#### Task objective
Keep only those lines of the records that include the string "monitor".

#### Supplied entries
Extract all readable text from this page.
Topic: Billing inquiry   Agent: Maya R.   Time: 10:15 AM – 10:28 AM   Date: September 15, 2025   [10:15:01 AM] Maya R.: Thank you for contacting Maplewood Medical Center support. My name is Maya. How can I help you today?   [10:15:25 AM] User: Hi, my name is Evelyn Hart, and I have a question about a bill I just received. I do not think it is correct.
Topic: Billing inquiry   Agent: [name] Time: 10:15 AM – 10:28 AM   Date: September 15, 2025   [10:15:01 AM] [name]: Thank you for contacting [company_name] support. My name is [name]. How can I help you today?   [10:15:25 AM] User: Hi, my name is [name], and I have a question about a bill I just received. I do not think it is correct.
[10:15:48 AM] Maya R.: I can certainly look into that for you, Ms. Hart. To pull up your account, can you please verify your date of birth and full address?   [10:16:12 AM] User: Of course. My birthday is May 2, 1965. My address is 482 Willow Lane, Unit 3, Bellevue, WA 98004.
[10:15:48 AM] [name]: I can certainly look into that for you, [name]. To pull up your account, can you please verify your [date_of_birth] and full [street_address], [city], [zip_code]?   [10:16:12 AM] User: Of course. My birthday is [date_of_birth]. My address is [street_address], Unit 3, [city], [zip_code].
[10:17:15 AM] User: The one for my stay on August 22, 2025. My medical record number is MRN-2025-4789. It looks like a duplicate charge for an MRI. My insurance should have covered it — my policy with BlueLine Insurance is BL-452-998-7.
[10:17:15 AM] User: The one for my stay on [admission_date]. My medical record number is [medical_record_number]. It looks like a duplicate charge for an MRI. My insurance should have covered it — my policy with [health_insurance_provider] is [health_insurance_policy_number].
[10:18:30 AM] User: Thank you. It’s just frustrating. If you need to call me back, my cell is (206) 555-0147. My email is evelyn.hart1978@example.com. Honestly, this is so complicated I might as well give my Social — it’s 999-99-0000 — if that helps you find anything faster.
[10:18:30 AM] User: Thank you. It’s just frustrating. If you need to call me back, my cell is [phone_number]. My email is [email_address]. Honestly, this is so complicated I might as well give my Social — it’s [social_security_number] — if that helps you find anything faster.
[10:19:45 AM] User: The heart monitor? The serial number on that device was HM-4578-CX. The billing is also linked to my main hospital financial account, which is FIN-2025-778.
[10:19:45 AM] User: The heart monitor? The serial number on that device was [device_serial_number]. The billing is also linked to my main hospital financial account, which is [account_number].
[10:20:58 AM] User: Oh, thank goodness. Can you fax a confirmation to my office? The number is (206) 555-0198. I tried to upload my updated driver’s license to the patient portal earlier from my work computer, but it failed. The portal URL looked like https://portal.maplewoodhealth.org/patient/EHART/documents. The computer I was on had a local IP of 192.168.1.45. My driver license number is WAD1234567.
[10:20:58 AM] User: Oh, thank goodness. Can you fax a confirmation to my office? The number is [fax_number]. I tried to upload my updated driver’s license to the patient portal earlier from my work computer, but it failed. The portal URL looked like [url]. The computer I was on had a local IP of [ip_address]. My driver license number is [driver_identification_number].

#### Reply to the exercise
[10:19:45 AM] User: The heart monitor? The serial number on that device was HM-4578-CX. The billing is also linked to my main hospital financial account, which is FIN-2025-778.
[10:19:45 AM] User: The heart monitor? The serial number on that device was [device_serial_number]. The billing is also linked to my main hospital financial account, which is [account_number].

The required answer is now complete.